» What the exercise asks: Restate all of the data exactly.

» Entries shown:
━━━━━━━━━━━━━━━━━━━━

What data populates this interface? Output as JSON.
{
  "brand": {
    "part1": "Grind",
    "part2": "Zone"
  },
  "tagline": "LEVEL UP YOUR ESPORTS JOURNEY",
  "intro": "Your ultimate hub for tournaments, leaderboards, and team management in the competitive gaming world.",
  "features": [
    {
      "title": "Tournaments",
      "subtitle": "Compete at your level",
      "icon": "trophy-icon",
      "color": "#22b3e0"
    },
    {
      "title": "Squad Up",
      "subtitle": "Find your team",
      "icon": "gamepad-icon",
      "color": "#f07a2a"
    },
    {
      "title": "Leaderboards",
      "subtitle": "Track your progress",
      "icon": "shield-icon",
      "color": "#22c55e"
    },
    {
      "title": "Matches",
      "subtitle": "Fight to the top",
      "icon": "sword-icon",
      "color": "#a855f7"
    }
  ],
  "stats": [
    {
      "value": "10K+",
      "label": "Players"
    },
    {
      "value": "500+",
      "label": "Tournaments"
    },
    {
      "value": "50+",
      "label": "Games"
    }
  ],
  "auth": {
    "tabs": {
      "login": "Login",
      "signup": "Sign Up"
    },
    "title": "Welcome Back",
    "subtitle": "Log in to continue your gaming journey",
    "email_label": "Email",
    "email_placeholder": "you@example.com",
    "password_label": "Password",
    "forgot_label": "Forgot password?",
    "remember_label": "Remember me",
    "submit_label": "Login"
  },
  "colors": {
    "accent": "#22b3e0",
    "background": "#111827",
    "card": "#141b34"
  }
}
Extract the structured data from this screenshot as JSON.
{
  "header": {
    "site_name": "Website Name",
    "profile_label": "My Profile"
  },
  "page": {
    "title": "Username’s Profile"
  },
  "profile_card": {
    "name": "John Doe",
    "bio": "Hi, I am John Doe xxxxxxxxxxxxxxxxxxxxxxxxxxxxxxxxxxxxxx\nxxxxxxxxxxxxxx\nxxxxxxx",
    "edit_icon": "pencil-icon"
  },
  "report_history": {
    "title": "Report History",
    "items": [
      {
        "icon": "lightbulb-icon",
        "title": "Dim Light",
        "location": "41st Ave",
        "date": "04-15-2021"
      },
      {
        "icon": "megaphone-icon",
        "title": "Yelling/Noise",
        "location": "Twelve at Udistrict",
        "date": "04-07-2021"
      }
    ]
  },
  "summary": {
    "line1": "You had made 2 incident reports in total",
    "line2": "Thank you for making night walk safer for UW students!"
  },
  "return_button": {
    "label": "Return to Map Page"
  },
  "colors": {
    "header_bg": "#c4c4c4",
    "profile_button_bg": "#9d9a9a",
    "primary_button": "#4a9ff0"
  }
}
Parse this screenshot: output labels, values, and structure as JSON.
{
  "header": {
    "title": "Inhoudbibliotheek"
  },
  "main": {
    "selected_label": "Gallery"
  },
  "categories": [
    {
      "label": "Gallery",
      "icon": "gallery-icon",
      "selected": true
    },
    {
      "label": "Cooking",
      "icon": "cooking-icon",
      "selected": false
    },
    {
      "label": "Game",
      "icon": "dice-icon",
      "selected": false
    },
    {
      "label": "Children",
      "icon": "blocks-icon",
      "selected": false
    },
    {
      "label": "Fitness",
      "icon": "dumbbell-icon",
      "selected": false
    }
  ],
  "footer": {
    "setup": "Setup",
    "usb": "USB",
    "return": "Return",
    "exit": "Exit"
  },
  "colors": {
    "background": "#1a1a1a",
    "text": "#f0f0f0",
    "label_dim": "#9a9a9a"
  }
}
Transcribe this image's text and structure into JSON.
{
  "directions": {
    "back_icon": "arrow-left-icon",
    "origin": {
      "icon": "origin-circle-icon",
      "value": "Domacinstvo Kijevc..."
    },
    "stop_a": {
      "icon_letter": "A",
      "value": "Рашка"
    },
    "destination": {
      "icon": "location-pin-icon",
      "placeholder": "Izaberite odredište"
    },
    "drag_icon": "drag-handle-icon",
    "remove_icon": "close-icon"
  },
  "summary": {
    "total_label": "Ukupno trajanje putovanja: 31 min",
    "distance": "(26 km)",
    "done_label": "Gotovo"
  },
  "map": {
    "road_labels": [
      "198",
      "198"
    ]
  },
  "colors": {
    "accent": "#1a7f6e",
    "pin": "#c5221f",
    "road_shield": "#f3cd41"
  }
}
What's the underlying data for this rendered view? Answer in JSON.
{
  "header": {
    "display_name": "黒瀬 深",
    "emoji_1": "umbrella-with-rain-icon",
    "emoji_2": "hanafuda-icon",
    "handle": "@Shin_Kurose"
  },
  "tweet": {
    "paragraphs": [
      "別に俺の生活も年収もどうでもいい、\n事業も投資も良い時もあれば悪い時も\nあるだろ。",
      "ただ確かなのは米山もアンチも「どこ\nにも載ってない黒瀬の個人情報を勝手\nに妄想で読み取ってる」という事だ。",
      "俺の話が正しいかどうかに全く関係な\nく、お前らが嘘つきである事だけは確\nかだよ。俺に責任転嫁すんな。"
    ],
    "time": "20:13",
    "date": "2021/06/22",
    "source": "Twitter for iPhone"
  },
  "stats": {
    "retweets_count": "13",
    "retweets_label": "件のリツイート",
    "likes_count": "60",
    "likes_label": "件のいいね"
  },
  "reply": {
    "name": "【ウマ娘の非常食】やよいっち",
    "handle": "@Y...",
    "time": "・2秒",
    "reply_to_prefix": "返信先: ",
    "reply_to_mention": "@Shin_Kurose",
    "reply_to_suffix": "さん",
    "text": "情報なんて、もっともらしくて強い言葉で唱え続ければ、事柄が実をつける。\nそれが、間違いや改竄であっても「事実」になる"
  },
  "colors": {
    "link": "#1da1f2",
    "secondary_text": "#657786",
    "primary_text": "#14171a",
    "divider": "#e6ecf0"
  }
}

━━━━━━━━━━━━━━━━━━━━

» Reply:
What data populates this interface? Output as JSON.
{
  "brand": {
    "part1": "Grind",
    "part2": "Zone"
  },
  "tagline": "LEVEL UP YOUR ESPORTS JOURNEY",
  "intro": "Your ultimate hub for tournaments, leaderboards, and team management in the competitive gaming world.",
  "features": [
    {
      "title": "Tournaments",
      "subtitle": "Compete at your level",
      "icon": "trophy-icon",
      "color": "#22b3e0"
    },
    {
      "title": "Squad Up",
      "subtitle": "Find your team",
      "icon": "gamepad-icon",
      "color": "#f07a2a"
    },
    {
      "title": "Leaderboards",
      "subtitle": "Track your progress",
      "icon": "shield-icon",
      "color": "#22c55e"
    },
    {
      "title": "Matches",
      "subtitle": "Fight to the top",
      "icon": "sword-icon",
      "color": "#a855f7"
    }
  ],
  "stats": [
    {
      "value": "10K+",
      "label": "Players"
    },
    {
      "value": "500+",
      "label": "Tournaments"
    },
    {
      "value": "50+",
      "label": "Games"
    }
  ],
  "auth": {
    "tabs": {
      "login": "Login",
      "signup": "Sign Up"
    },
    "title": "Welcome Back",
    "subtitle": "Log in to continue your gaming journey",
    "email_label": "Email",
    "email_placeholder": "you@example.com",
    "password_label": "Password",
    "forgot_label": "Forgot password?",
    "remember_label": "Remember me",
    "submit_label": "Login"
  },
  "colors": {
    "accent": "#22b3e0",
    "background": "#111827",
    "card": "#141b34"
  }
}
Extract the structured data from this screenshot as JSON.
{
  "header": {
    "site_name": "Website Name",
    "profile_label": "My Profile"
  },
  "page": {
    "title": "Username’s Profile"
  },
  "profile_card": {
    "name": "John Doe",
    "bio": "Hi, I am John Doe xxxxxxxxxxxxxxxxxxxxxxxxxxxxxxxxxxxxxx\nxxxxxxxxxxxxxx\nxxxxxxx",
    "edit_icon": "pencil-icon"
  },
  "report_history": {
    "title": "Report History",
    "items": [
      {
        "icon": "lightbulb-icon",
        "title": "Dim Light",
        "location": "41st Ave",
        "date": "04-15-2021"
      },
      {
        "icon": "megaphone-icon",
        "title": "Yelling/Noise",
        "location": "Twelve at Udistrict",
        "date": "04-07-2021"
      }
    ]
  },
  "summary": {
    "line1": "You had made 2 incident reports in total",
    "line2": "Thank you for making night walk safer for UW students!"
  },
  "return_button": {
    "label": "Return to Map Page"
  },
  "colors": {
    "header_bg": "#c4c4c4",
    "profile_button_bg": "#9d9a9a",
    "primary_button": "#4a9ff0"
  }
}
Parse this screenshot: output labels, values, and structure as JSON.
{
  "header": {
    "title": "Inhoudbibliotheek"
  },
  "main": {
    "selected_label": "Gallery"
  },
  "categories": [
    {
      "label": "Gallery",
      "icon": "gallery-icon",
      "selected": true
    },
    {
      "label": "Cooking",
      "icon": "cooking-icon",
      "selected": false
    },
    {
      "label": "Game",
      "icon": "dice-icon",
      "selected": false
    },
    {
      "label": "Children",
      "icon": "blocks-icon",
      "selected": false
    },
    {
      "label": "Fitness",
      "icon": "dumbbell-icon",
      "selected": false
    }
  ],
  "footer": {
    "setup": "Setup",
    "usb": "USB",
    "return": "Return",
    "exit": "Exit"
  },
  "colors": {
    "background": "#1a1a1a",
    "text": "#f0f0f0",
    "label_dim": "#9a9a9a"
  }
}
Transcribe this image's text and structure into JSON.
{
  "directions": {
    "back_icon": "arrow-left-icon",
    "origin": {
      "icon": "origin-circle-icon",
      "value": "Domacinstvo Kijevc..."
    },
    "stop_a": {
      "icon_letter": "A",
      "value": "Рашка"
    },
    "destination": {
      "icon": "location-pin-icon",
      "placeholder": "Izaberite odredište"
    },
    "drag_icon": "drag-handle-icon",
    "remove_icon": "close-icon"
  },
  "summary": {
    "total_label": "Ukupno trajanje putovanja: 31 min",
    "distance": "(26 km)",
    "done_label": "Gotovo"
  },
  "map": {
    "road_labels": [
      "198",
      "198"
    ]
  },
  "colors": {
    "accent": "#1a7f6e",
    "pin": "#c5221f",
    "road_shield": "#f3cd41"
  }
}
What's the underlying data for this rendered view? Answer in JSON.
{
  "header": {
    "display_name": "黒瀬 深",
    "emoji_1": "umbrella-with-rain-icon",
    "emoji_2": "hanafuda-icon",
    "handle": "@Shin_Kurose"
  },
  "tweet": {
    "paragraphs": [
      "別に俺の生活も年収もどうでもいい、\n事業も投資も良い時もあれば悪い時も\nあるだろ。",
      "ただ確かなのは米山もアンチも「どこ\nにも載ってない黒瀬の個人情報を勝手\nに妄想で読み取ってる」という事だ。",
      "俺の話が正しいかどうかに全く関係な\nく、お前らが嘘つきである事だけは確\nかだよ。俺に責任転嫁すんな。"
    ],
    "time": "20:13",
    "date": "2021/06/22",
    "source": "Twitter for iPhone"
  },
  "stats": {
    "retweets_count": "13",
    "retweets_label": "件のリツイート",
    "likes_count": "60",
    "likes_label": "件のいいね"
  },
  "reply": {
    "name": "【ウマ娘の非常食】やよいっち",
    "handle": "@Y...",
    "time": "・2秒",
    "reply_to_prefix": "返信先: ",
    "reply_to_mention": "@Shin_Kurose",
    "reply_to_suffix": "さん",
    "text": "情報なんて、もっともらしくて強い言葉で唱え続ければ、事柄が実をつける。\nそれが、間違いや改竄であっても「事実」になる"
  },
  "colors": {
    "link": "#1da1f2",
    "secondary_text": "#657786",
    "primary_text": "#14171a",
    "divider": "#e6ecf0"
  }
}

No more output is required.